-- Begin Records --

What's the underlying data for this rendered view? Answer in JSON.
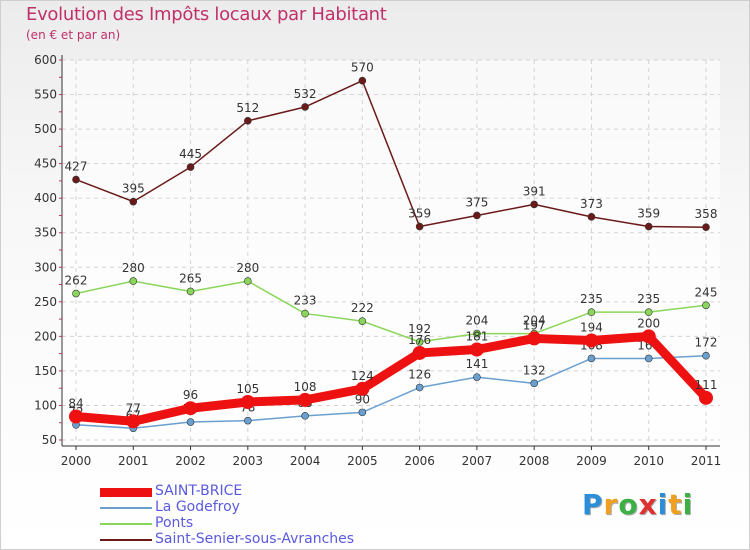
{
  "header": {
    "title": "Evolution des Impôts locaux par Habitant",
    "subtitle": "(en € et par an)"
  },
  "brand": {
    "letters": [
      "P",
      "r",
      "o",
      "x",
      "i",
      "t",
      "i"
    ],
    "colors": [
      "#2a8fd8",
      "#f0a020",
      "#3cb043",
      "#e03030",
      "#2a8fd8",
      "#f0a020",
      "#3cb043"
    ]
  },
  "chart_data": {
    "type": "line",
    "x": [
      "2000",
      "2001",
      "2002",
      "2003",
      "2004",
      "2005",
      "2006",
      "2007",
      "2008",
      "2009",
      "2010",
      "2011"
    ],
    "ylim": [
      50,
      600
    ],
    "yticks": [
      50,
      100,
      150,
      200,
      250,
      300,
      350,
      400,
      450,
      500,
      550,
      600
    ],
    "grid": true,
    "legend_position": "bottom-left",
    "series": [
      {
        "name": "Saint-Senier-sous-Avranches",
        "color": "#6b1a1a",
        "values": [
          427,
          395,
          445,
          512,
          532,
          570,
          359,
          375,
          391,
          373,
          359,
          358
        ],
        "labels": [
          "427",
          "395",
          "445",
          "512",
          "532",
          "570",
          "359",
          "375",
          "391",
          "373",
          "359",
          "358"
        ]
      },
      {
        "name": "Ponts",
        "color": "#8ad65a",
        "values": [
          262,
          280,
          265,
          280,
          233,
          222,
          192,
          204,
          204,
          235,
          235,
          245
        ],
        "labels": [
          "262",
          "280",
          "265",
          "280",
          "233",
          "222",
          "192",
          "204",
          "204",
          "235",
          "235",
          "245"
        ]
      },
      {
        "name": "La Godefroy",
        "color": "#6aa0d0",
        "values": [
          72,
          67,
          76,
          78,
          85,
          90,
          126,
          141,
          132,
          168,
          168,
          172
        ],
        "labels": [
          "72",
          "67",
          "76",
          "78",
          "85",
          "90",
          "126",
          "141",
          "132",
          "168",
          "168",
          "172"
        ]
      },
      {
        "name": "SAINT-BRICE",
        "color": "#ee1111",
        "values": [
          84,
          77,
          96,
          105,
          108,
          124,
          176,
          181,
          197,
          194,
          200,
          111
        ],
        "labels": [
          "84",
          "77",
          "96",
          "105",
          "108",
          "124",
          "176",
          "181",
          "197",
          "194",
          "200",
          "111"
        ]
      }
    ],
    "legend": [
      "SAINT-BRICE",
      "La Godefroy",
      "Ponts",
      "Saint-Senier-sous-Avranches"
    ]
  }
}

-- End Records --
-- Begin Records --

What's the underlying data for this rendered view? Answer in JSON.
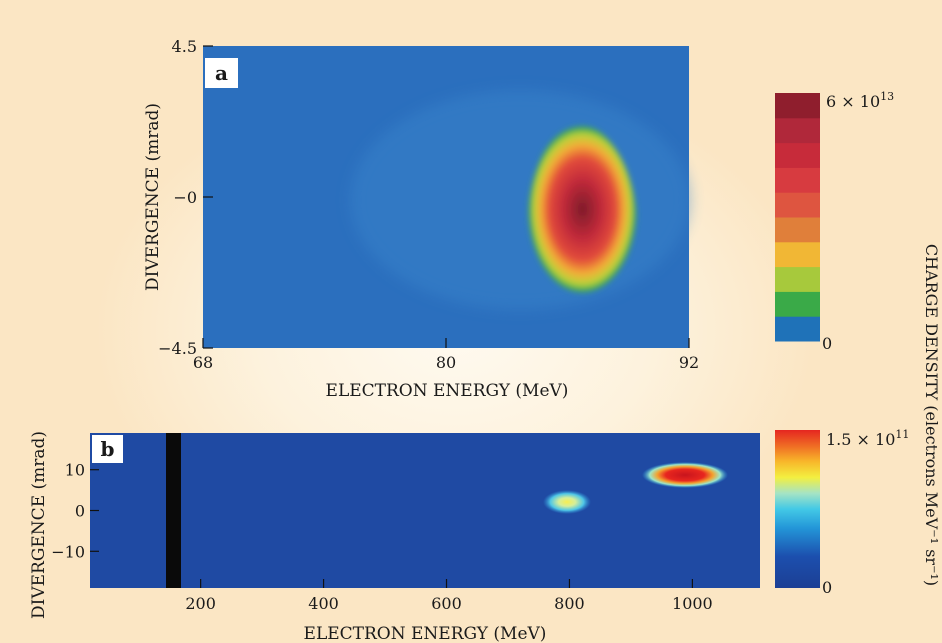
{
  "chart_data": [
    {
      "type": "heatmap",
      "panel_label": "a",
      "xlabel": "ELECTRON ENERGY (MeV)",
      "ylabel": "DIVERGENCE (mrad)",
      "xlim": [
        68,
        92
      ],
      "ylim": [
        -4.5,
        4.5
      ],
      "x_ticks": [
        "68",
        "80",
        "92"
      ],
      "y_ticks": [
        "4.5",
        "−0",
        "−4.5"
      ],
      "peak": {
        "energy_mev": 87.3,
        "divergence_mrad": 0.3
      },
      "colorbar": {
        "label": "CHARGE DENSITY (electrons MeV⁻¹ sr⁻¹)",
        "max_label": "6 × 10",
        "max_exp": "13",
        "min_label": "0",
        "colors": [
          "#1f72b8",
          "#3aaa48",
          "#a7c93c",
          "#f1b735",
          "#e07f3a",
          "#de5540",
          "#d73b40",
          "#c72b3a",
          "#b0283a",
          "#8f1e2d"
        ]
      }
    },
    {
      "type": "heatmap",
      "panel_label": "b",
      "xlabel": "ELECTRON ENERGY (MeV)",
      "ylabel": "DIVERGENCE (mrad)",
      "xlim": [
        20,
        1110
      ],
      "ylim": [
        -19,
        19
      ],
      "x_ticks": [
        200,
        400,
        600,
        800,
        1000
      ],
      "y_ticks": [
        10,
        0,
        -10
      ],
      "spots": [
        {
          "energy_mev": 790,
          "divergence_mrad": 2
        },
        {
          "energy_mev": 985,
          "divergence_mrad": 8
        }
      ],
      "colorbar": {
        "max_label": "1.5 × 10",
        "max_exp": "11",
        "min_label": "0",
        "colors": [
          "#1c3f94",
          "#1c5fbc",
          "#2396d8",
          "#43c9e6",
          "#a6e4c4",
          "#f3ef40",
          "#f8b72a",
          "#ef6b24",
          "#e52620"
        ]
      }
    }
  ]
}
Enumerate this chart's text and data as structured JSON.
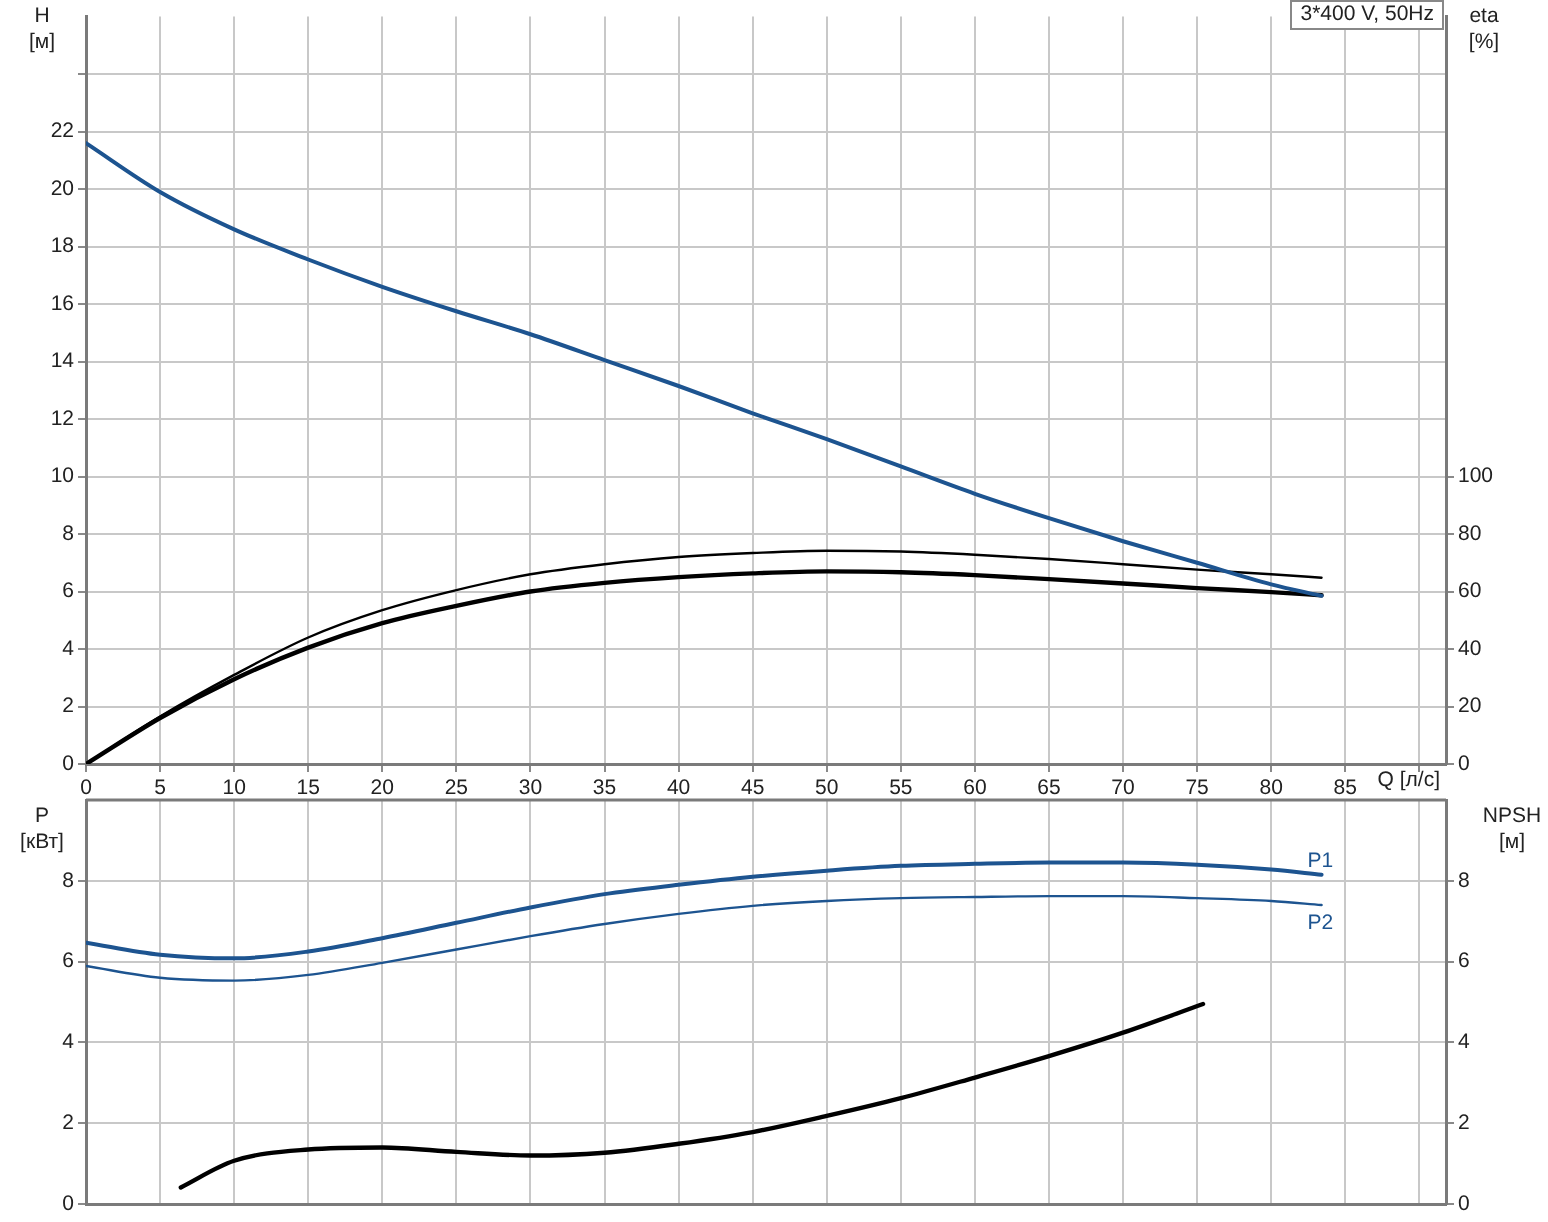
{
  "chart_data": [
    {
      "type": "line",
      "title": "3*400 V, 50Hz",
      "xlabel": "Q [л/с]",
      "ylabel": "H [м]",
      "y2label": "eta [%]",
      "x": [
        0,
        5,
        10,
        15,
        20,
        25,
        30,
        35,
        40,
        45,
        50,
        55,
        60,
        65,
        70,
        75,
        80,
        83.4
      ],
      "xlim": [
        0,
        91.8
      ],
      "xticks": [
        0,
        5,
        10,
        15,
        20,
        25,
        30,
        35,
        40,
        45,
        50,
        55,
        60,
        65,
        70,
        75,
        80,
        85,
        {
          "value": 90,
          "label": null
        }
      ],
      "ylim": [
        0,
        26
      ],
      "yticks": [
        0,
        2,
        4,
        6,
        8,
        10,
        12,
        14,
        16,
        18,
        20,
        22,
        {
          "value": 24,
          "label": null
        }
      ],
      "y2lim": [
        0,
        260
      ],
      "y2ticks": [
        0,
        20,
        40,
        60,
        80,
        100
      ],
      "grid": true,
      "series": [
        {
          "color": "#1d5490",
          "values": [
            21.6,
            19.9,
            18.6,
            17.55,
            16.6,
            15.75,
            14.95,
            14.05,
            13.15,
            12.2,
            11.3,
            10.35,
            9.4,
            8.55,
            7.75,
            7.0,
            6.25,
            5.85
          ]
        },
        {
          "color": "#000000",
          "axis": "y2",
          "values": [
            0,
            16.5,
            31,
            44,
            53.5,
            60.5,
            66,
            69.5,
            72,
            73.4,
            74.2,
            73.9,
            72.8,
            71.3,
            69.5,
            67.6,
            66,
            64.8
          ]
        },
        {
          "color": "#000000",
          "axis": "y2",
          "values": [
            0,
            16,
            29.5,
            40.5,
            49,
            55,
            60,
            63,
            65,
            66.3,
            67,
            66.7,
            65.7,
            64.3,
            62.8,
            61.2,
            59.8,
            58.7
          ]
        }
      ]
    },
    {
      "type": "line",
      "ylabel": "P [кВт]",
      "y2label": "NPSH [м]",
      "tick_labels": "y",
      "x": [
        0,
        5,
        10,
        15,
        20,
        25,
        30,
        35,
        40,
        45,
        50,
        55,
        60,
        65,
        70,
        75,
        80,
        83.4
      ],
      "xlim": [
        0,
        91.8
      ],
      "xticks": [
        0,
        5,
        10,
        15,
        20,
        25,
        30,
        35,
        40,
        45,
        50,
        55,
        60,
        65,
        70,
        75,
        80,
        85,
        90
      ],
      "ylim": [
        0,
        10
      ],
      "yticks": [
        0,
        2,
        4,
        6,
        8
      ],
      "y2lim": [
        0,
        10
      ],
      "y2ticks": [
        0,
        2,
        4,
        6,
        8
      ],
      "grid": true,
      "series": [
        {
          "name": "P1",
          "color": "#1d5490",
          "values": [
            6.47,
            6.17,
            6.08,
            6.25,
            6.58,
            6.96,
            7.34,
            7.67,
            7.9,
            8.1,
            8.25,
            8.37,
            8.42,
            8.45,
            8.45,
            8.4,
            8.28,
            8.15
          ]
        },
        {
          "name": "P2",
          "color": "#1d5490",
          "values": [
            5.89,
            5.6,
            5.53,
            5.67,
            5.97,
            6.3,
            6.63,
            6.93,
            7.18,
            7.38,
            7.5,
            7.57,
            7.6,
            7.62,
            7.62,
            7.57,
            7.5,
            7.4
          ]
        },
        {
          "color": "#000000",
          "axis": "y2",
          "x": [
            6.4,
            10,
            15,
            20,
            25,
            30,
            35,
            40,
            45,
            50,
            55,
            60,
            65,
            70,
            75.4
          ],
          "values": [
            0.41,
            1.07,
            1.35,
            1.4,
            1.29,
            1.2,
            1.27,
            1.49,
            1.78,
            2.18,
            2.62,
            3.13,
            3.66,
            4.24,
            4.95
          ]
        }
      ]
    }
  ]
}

-- End Records --

Copy each line of the listing that contains the string "sous".

- Answer below:
        "name": "Saint-Senier-sous-Avranches",
      "Saint-Senier-sous-Avranches"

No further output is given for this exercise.